| Trecho do documento |
Toto Wolff nunca precisou genuinamente se preocupar com a performance ou a cultura nos formatos de trabalho presencial, híbrido ou remoto. O propósito, mesmo sem estar escrito em lugar nenhum, é tão forte e presente que absolutamente 100% de sua empresa está conectada com cada dado, informação e potenciais oportunidades de maximização de resultados nas pistas.

Nenhum colaborador tem qualquer dúvida sobre o propósito do time, mesmo que ele como Salim Ismail pregue, não descreva um “futuro melhor para o mundo, para a indústria ou apenas para sua comunidade”. E, embora não esteja escrito e não siga a receita de redação, ele se faz tão presente que cumpre o papel de atrair clientes, comunidades, parceiros e recursos para deixar uma marca na história.

| Linhas de dados |
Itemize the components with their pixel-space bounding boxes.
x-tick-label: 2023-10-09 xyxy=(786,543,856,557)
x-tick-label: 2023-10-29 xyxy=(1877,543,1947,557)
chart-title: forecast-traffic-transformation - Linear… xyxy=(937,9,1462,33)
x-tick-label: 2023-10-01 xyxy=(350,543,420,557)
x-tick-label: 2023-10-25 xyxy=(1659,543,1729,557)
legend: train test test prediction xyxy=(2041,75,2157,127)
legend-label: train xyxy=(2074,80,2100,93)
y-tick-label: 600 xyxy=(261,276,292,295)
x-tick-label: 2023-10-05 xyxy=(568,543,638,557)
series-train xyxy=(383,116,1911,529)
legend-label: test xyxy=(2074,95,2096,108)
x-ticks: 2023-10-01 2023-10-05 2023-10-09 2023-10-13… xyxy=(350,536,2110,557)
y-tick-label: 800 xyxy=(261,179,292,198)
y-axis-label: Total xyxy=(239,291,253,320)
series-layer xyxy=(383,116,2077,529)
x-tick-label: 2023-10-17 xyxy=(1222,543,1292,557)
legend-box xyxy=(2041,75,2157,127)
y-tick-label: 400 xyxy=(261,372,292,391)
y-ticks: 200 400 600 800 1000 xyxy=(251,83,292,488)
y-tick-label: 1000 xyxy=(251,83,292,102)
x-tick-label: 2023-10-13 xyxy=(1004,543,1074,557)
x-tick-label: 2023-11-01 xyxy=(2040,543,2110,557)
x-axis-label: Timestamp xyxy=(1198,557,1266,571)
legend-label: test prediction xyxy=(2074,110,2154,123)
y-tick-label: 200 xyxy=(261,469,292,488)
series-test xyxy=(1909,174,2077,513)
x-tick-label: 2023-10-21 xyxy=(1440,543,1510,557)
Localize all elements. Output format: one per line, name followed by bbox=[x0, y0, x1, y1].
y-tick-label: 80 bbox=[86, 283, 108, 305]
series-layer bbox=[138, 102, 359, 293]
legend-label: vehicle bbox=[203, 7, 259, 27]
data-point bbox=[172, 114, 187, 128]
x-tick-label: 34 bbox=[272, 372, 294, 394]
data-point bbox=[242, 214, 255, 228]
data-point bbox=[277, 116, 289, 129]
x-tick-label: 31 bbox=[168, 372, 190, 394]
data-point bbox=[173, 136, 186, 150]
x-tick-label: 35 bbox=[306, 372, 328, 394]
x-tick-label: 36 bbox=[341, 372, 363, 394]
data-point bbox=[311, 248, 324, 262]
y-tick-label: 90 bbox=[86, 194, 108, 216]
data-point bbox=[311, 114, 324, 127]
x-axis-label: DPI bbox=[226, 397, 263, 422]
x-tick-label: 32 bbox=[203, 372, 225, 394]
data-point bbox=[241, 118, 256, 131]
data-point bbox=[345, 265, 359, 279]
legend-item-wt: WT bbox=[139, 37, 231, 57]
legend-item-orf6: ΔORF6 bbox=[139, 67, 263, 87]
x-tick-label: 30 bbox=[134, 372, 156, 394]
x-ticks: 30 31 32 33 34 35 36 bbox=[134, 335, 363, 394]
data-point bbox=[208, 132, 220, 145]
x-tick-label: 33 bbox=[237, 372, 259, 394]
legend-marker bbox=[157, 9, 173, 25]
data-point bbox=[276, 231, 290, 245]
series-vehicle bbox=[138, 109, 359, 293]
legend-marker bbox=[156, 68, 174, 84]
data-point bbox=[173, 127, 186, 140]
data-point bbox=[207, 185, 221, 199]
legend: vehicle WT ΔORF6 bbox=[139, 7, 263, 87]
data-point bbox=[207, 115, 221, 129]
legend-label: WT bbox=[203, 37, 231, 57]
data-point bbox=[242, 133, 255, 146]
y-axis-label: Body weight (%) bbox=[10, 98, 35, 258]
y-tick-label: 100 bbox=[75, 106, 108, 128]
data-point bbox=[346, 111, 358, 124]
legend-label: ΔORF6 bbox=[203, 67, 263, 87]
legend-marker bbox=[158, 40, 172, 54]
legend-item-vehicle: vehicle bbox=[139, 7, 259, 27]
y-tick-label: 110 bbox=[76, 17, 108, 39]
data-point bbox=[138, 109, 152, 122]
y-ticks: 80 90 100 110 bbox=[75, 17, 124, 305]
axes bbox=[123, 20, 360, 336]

| Objetivo da tarefa |
Reescreva de forma mais concisa o parágrafo do trecho sobre Toto Wolff que começa com "Toto Wolff nunca precisou", mantendo os fatos principais. As linhas não têm relação com o trecho.

| Resultado da tarefa |
Toto Wolff nunca teve de se preocupar de fato com desempenho ou cultura no trabalho presencial, híbrido ou remoto. Mesmo sem estar escrito, o propósito é tão forte que toda a empresa está conectada a cada dado, informação e oportunidade de maximizar resultados nas pistas.